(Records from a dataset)
————————

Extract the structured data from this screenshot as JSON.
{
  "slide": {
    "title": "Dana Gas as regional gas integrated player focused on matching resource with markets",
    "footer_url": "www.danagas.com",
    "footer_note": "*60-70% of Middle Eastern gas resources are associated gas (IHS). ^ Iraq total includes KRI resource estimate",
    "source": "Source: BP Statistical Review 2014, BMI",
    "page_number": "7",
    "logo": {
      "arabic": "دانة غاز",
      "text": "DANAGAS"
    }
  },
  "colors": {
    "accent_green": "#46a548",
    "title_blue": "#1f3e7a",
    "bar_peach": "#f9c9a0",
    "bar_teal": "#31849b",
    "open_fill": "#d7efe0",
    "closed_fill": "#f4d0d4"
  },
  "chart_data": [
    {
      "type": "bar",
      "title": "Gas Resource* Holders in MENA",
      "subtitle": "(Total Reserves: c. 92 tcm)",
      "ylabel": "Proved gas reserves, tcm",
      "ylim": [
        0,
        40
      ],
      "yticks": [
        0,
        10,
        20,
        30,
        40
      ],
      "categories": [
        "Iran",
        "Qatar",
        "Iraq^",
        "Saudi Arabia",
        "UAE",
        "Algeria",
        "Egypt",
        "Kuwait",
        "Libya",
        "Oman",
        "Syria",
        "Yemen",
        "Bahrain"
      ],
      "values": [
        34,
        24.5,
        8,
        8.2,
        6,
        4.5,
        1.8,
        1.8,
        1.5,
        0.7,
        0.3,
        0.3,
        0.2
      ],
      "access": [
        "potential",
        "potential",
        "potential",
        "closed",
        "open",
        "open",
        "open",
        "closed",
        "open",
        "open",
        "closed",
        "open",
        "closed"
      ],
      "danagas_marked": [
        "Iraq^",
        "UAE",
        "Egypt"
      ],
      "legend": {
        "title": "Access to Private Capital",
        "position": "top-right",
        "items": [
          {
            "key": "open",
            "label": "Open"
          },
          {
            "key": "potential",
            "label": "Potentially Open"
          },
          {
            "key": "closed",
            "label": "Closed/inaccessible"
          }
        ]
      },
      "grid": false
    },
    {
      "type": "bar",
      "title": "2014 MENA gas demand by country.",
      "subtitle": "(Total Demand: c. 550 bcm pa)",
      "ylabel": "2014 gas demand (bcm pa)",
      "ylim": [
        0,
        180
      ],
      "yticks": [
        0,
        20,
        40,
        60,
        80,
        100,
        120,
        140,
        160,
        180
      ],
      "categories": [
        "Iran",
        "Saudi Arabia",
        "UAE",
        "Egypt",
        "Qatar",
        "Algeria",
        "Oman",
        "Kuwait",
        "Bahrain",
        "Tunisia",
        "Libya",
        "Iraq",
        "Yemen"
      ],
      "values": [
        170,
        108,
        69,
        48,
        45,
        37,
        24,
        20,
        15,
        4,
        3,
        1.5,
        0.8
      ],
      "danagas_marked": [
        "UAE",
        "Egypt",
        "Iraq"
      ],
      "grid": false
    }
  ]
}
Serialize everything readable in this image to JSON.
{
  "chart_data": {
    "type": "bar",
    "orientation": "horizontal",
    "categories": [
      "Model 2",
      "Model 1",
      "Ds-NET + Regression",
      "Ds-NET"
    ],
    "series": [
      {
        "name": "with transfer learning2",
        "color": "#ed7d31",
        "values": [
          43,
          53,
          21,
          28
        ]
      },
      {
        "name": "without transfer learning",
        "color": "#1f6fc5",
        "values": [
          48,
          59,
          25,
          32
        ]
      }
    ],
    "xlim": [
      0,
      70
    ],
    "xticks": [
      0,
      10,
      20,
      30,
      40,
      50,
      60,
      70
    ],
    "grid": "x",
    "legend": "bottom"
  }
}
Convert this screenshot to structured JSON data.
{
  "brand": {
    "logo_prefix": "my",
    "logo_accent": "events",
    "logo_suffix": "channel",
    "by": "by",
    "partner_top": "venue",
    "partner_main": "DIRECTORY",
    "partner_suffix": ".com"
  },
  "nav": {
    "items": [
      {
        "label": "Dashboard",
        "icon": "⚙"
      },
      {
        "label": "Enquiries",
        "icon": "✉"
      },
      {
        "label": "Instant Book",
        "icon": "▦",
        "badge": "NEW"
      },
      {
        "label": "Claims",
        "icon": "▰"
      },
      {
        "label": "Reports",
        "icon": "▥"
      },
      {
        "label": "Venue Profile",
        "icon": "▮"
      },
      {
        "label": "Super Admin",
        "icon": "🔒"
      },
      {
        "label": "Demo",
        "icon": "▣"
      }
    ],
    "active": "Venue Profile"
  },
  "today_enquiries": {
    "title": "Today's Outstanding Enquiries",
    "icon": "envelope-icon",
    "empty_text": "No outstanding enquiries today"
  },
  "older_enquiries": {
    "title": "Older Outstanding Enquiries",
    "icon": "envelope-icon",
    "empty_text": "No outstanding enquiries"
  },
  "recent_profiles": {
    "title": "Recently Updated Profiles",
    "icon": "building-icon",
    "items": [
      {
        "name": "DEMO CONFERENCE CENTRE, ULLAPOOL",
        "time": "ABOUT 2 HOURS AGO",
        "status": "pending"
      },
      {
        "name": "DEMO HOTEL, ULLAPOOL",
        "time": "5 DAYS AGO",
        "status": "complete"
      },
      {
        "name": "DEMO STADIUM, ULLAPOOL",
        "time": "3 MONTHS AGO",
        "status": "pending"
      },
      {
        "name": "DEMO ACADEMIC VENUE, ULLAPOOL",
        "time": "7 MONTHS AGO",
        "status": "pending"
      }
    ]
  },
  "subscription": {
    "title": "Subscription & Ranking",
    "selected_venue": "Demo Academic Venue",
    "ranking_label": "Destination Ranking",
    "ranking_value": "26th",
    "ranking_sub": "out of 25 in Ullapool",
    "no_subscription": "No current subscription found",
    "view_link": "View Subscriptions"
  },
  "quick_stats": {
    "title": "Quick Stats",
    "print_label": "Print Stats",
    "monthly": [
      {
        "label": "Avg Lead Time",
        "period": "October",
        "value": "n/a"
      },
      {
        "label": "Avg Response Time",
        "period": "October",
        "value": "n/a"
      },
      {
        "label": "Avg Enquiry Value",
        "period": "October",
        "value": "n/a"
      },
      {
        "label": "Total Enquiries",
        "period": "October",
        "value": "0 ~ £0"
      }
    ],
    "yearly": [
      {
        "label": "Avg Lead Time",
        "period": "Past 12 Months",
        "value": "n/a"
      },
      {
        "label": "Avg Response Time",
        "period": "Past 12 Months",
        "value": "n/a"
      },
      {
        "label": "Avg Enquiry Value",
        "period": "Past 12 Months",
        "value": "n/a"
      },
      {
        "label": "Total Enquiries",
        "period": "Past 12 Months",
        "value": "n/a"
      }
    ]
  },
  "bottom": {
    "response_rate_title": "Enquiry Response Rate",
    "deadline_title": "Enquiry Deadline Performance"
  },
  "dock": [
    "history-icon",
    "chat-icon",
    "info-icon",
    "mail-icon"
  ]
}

————————

Every record above must be duplicated exactly.

▸ **SOLVED EXERCISE**
Extract the structured data from this screenshot as JSON.
{
  "slide": {
    "title": "Dana Gas as regional gas integrated player focused on matching resource with markets",
    "footer_url": "www.danagas.com",
    "footer_note": "*60-70% of Middle Eastern gas resources are associated gas (IHS). ^ Iraq total includes KRI resource estimate",
    "source": "Source: BP Statistical Review 2014, BMI",
    "page_number": "7",
    "logo": {
      "arabic": "دانة غاز",
      "text": "DANAGAS"
    }
  },
  "colors": {
    "accent_green": "#46a548",
    "title_blue": "#1f3e7a",
    "bar_peach": "#f9c9a0",
    "bar_teal": "#31849b",
    "open_fill": "#d7efe0",
    "closed_fill": "#f4d0d4"
  },
  "chart_data": [
    {
      "type": "bar",
      "title": "Gas Resource* Holders in MENA",
      "subtitle": "(Total Reserves: c. 92 tcm)",
      "ylabel": "Proved gas reserves, tcm",
      "ylim": [
        0,
        40
      ],
      "yticks": [
        0,
        10,
        20,
        30,
        40
      ],
      "categories": [
        "Iran",
        "Qatar",
        "Iraq^",
        "Saudi Arabia",
        "UAE",
        "Algeria",
        "Egypt",
        "Kuwait",
        "Libya",
        "Oman",
        "Syria",
        "Yemen",
        "Bahrain"
      ],
      "values": [
        34,
        24.5,
        8,
        8.2,
        6,
        4.5,
        1.8,
        1.8,
        1.5,
        0.7,
        0.3,
        0.3,
        0.2
      ],
      "access": [
        "potential",
        "potential",
        "potential",
        "closed",
        "open",
        "open",
        "open",
        "closed",
        "open",
        "open",
        "closed",
        "open",
        "closed"
      ],
      "danagas_marked": [
        "Iraq^",
        "UAE",
        "Egypt"
      ],
      "legend": {
        "title": "Access to Private Capital",
        "position": "top-right",
        "items": [
          {
            "key": "open",
            "label": "Open"
          },
          {
            "key": "potential",
            "label": "Potentially Open"
          },
          {
            "key": "closed",
            "label": "Closed/inaccessible"
          }
        ]
      },
      "grid": false
    },
    {
      "type": "bar",
      "title": "2014 MENA gas demand by country.",
      "subtitle": "(Total Demand: c. 550 bcm pa)",
      "ylabel": "2014 gas demand (bcm pa)",
      "ylim": [
        0,
        180
      ],
      "yticks": [
        0,
        20,
        40,
        60,
        80,
        100,
        120,
        140,
        160,
        180
      ],
      "categories": [
        "Iran",
        "Saudi Arabia",
        "UAE",
        "Egypt",
        "Qatar",
        "Algeria",
        "Oman",
        "Kuwait",
        "Bahrain",
        "Tunisia",
        "Libya",
        "Iraq",
        "Yemen"
      ],
      "values": [
        170,
        108,
        69,
        48,
        45,
        37,
        24,
        20,
        15,
        4,
        3,
        1.5,
        0.8
      ],
      "danagas_marked": [
        "UAE",
        "Egypt",
        "Iraq"
      ],
      "grid": false
    }
  ]
}
Serialize everything readable in this image to JSON.
{
  "chart_data": {
    "type": "bar",
    "orientation": "horizontal",
    "categories": [
      "Model 2",
      "Model 1",
      "Ds-NET + Regression",
      "Ds-NET"
    ],
    "series": [
      {
        "name": "with transfer learning2",
        "color": "#ed7d31",
        "values": [
          43,
          53,
          21,
          28
        ]
      },
      {
        "name": "without transfer learning",
        "color": "#1f6fc5",
        "values": [
          48,
          59,
          25,
          32
        ]
      }
    ],
    "xlim": [
      0,
      70
    ],
    "xticks": [
      0,
      10,
      20,
      30,
      40,
      50,
      60,
      70
    ],
    "grid": "x",
    "legend": "bottom"
  }
}
Convert this screenshot to structured JSON data.
{
  "brand": {
    "logo_prefix": "my",
    "logo_accent": "events",
    "logo_suffix": "channel",
    "by": "by",
    "partner_top": "venue",
    "partner_main": "DIRECTORY",
    "partner_suffix": ".com"
  },
  "nav": {
    "items": [
      {
        "label": "Dashboard",
        "icon": "⚙"
      },
      {
        "label": "Enquiries",
        "icon": "✉"
      },
      {
        "label": "Instant Book",
        "icon": "▦",
        "badge": "NEW"
      },
      {
        "label": "Claims",
        "icon": "▰"
      },
      {
        "label": "Reports",
        "icon": "▥"
      },
      {
        "label": "Venue Profile",
        "icon": "▮"
      },
      {
        "label": "Super Admin",
        "icon": "🔒"
      },
      {
        "label": "Demo",
        "icon": "▣"
      }
    ],
    "active": "Venue Profile"
  },
  "today_enquiries": {
    "title": "Today's Outstanding Enquiries",
    "icon": "envelope-icon",
    "empty_text": "No outstanding enquiries today"
  },
  "older_enquiries": {
    "title": "Older Outstanding Enquiries",
    "icon": "envelope-icon",
    "empty_text": "No outstanding enquiries"
  },
  "recent_profiles": {
    "title": "Recently Updated Profiles",
    "icon": "building-icon",
    "items": [
      {
        "name": "DEMO CONFERENCE CENTRE, ULLAPOOL",
        "time": "ABOUT 2 HOURS AGO",
        "status": "pending"
      },
      {
        "name": "DEMO HOTEL, ULLAPOOL",
        "time": "5 DAYS AGO",
        "status": "complete"
      },
      {
        "name": "DEMO STADIUM, ULLAPOOL",
        "time": "3 MONTHS AGO",
        "status": "pending"
      },
      {
        "name": "DEMO ACADEMIC VENUE, ULLAPOOL",
        "time": "7 MONTHS AGO",
        "status": "pending"
      }
    ]
  },
  "subscription": {
    "title": "Subscription & Ranking",
    "selected_venue": "Demo Academic Venue",
    "ranking_label": "Destination Ranking",
    "ranking_value": "26th",
    "ranking_sub": "out of 25 in Ullapool",
    "no_subscription": "No current subscription found",
    "view_link": "View Subscriptions"
  },
  "quick_stats": {
    "title": "Quick Stats",
    "print_label": "Print Stats",
    "monthly": [
      {
        "label": "Avg Lead Time",
        "period": "October",
        "value": "n/a"
      },
      {
        "label": "Avg Response Time",
        "period": "October",
        "value": "n/a"
      },
      {
        "label": "Avg Enquiry Value",
        "period": "October",
        "value": "n/a"
      },
      {
        "label": "Total Enquiries",
        "period": "October",
        "value": "0 ~ £0"
      }
    ],
    "yearly": [
      {
        "label": "Avg Lead Time",
        "period": "Past 12 Months",
        "value": "n/a"
      },
      {
        "label": "Avg Response Time",
        "period": "Past 12 Months",
        "value": "n/a"
      },
      {
        "label": "Avg Enquiry Value",
        "period": "Past 12 Months",
        "value": "n/a"
      },
      {
        "label": "Total Enquiries",
        "period": "Past 12 Months",
        "value": "n/a"
      }
    ]
  },
  "bottom": {
    "response_rate_title": "Enquiry Response Rate",
    "deadline_title": "Enquiry Deadline Performance"
  },
  "dock": [
    "history-icon",
    "chat-icon",
    "info-icon",
    "mail-icon"
  ]
}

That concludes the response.